#### [DOCUMENTO DI PARTENZA]
+---+

«C’è chi ama gli animali e la natura ed è tanto sensibile / che sogna un mondo senza più umani». Con questi due versi Luca Carboni (Luca lo stesso, 2015) ha sintetizzato quella che è una delle più diffuse, se non l’unica vera, seria, grande utopia al momento in circolazione. L’utopia che immagina un pianeta azzurro libero (o liberato) dalla specie umana, rea di portare alla Terra solo squilibri e devastazioni e di spingerla verso la distruzione, a fronte di un “resto” della Natura (l’iniziale maiuscola è d’obbligo) che senza l’homo sapiens sarebbe invece in grado di autoregolarsi e svilupparsi in modo armonico, sostenibile, “giusto”.

+---+

#### [DATI MOSTRATI]
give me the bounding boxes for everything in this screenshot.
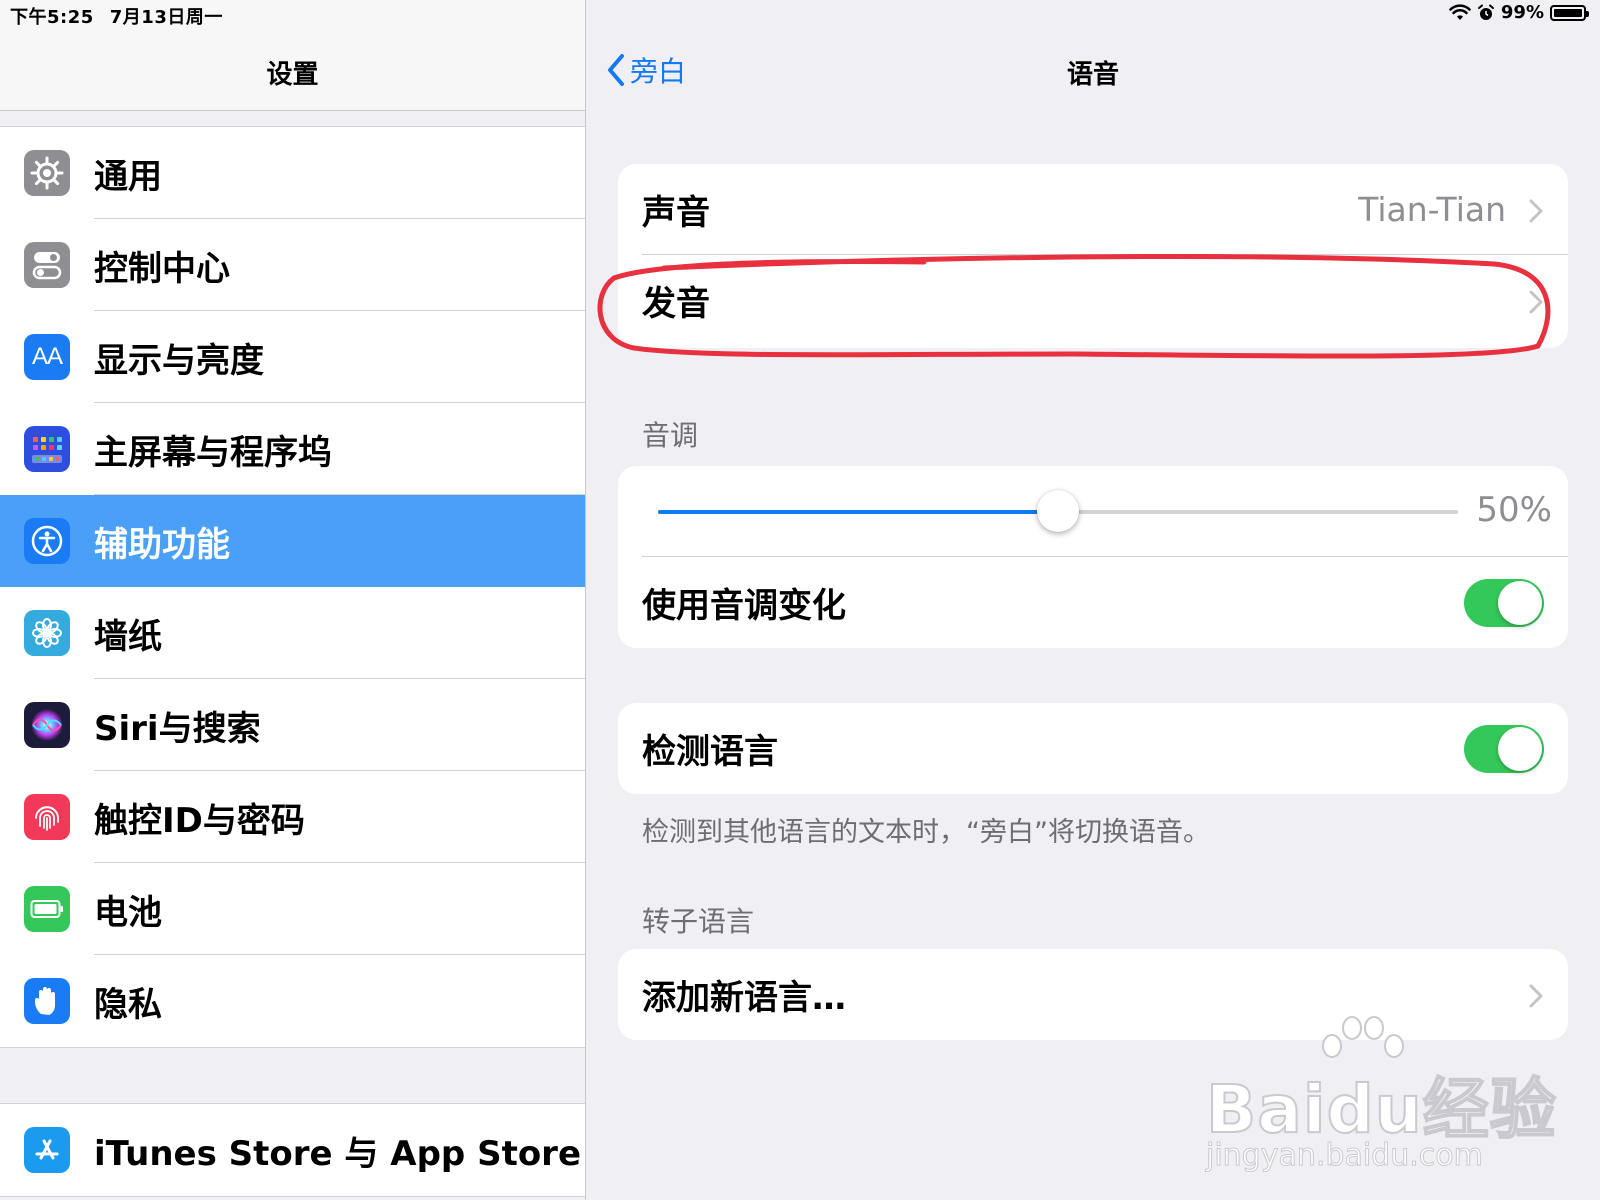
sidebar-title: 设置	[266, 60, 319, 90]
sidebar-item-label: iTunes Store 与 App Store	[94, 1133, 582, 1174]
gear-icon	[24, 150, 70, 196]
battery-icon	[1550, 4, 1589, 21]
hand-icon	[24, 978, 70, 1024]
sidebar-item-label: 主屏幕与程序坞	[94, 432, 332, 473]
sidebar-item-label: 触控ID与密码	[94, 800, 305, 841]
detect-language-toggle[interactable]	[1464, 725, 1544, 773]
toggle-switches-icon	[24, 242, 70, 288]
voice-value: Tian-Tian	[1358, 190, 1506, 229]
voice-settings-card: 声音 Tian-Tian 发音	[618, 164, 1568, 348]
accessibility-icon	[24, 518, 70, 564]
status-bar-left: 下午5:25 7月13日周一	[10, 3, 239, 29]
toggle-knob	[1498, 727, 1542, 771]
pronunciation-label: 发音	[642, 284, 710, 324]
app-store-icon	[24, 1127, 70, 1173]
sidebar-item-siri[interactable]: Siri与搜索	[0, 679, 585, 771]
sidebar-item-label: 辅助功能	[94, 524, 230, 565]
detect-language-card: 检测语言	[618, 703, 1568, 794]
sidebar-item-touch-id[interactable]: 触控ID与密码	[0, 771, 585, 863]
text-size-icon: AA	[24, 334, 70, 380]
battery-percent: 99%	[1500, 2, 1544, 23]
sidebar-item-label: 墙纸	[94, 616, 162, 657]
sidebar-item-privacy[interactable]: 隐私	[0, 955, 585, 1047]
rotor-section-label: 转子语言	[642, 905, 755, 938]
fingerprint-icon	[24, 794, 70, 840]
sidebar-item-label: 通用	[94, 156, 162, 197]
sidebar-item-display[interactable]: AA 显示与亮度	[0, 311, 585, 403]
pitch-change-label: 使用音调变化	[642, 586, 846, 626]
sidebar-item-label: 隐私	[94, 984, 162, 1025]
watermark-brand: Baidu经验	[1205, 1070, 1557, 1149]
sidebar-item-battery[interactable]: 电池	[0, 863, 585, 955]
app-grid-icon	[24, 426, 70, 472]
settings-sidebar: 设置 通用 控制中心 AA 显示与亮度 主屏幕与程序坞 辅助功能 墙纸 Siri…	[0, 0, 586, 1200]
pronunciation-row[interactable]: 发音	[618, 255, 1568, 346]
pitch-change-toggle[interactable]	[1464, 579, 1544, 627]
baidu-jingyan-watermark: Baidu经验 jingyan.baidu.com	[1205, 1016, 1557, 1190]
detect-language-row: 检测语言	[618, 703, 1568, 794]
sidebar-item-label: 电池	[94, 892, 162, 933]
voice-row[interactable]: 声音 Tian-Tian	[618, 164, 1568, 255]
sidebar-item-home-screen[interactable]: 主屏幕与程序坞	[0, 403, 585, 495]
wifi-icon	[1449, 3, 1471, 20]
status-bar: 下午5:25 7月13日周一 99%	[0, 0, 1600, 32]
text-size-glyph: AA	[31, 343, 63, 370]
status-time: 下午5:25	[10, 7, 94, 28]
status-bar-right: 99%	[1449, 2, 1589, 23]
page-title: 语音	[1066, 60, 1119, 90]
sidebar-item-label: 控制中心	[94, 248, 230, 289]
speech-detail-pane: 旁白 语音 声音 Tian-Tian 发音 音调 50% 使用音调变化 检测语言…	[586, 0, 1600, 1200]
toggle-knob	[1498, 581, 1542, 625]
alarm-icon	[1477, 4, 1494, 20]
siri-icon	[24, 702, 70, 748]
pitch-section-label: 音调	[642, 419, 699, 452]
chevron-right-icon	[1529, 290, 1543, 314]
add-language-row[interactable]: 添加新语言…	[618, 949, 1568, 1040]
pitch-card: 50% 使用音调变化	[618, 466, 1568, 648]
flower-icon	[24, 610, 70, 656]
sidebar-group-store: iTunes Store 与 App Store	[0, 1103, 585, 1197]
detect-language-label: 检测语言	[642, 732, 778, 772]
pitch-slider-thumb[interactable]	[1037, 490, 1079, 532]
pitch-slider-fill	[658, 510, 1058, 514]
add-language-label: 添加新语言…	[642, 978, 846, 1018]
sidebar-group-main: 通用 控制中心 AA 显示与亮度 主屏幕与程序坞 辅助功能 墙纸 Siri与搜索…	[0, 126, 585, 1048]
voice-label: 声音	[642, 193, 710, 233]
sidebar-item-label: Siri与搜索	[94, 708, 261, 749]
sidebar-item-wallpaper[interactable]: 墙纸	[0, 587, 585, 679]
sidebar-item-label: 显示与亮度	[94, 340, 264, 381]
pitch-slider-row: 50%	[618, 466, 1568, 557]
status-date: 7月13日周一	[109, 7, 223, 28]
sidebar-item-general[interactable]: 通用	[0, 127, 585, 219]
pitch-value: 50%	[1476, 490, 1552, 530]
chevron-right-icon	[1529, 199, 1543, 223]
detect-language-footnote: 检测到其他语言的文本时，“旁白”将切换语音。	[642, 817, 1210, 848]
battery-icon	[24, 886, 70, 932]
chevron-right-icon	[1529, 984, 1543, 1008]
watermark-url: jingyan.baidu.com	[1206, 1138, 1484, 1174]
sidebar-item-control-center[interactable]: 控制中心	[0, 219, 585, 311]
sidebar-item-accessibility[interactable]: 辅助功能	[0, 495, 585, 587]
pitch-change-row: 使用音调变化	[618, 557, 1568, 648]
rotor-languages-card: 添加新语言…	[618, 949, 1568, 1040]
pitch-slider[interactable]	[658, 490, 1458, 532]
sidebar-item-itunes-app-store[interactable]: iTunes Store 与 App Store	[0, 1104, 585, 1196]
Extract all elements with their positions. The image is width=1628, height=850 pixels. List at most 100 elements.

+---+

#### [ESERCIZIO]
Riporta integralmente il documento di partenza, parola per parola e senza alcuna modifica.

#### [RISPOSTA DEFINITIVA]
«C’è chi ama gli animali e la natura ed è tanto sensibile / che sogna un mondo senza più umani». Con questi due versi Luca Carboni (Luca lo stesso, 2015) ha sintetizzato quella che è una delle più diffuse, se non l’unica vera, seria, grande utopia al momento in circolazione. L’utopia che immagina un pianeta azzurro libero (o liberato) dalla specie umana, rea di portare alla Terra solo squilibri e devastazioni e di spingerla verso la distruzione, a fronte di un “resto” della Natura (l’iniziale maiuscola è d’obbligo) che senza l’homo sapiens sarebbe invece in grado di autoregolarsi e svilupparsi in modo armonico, sostenibile, “giusto”.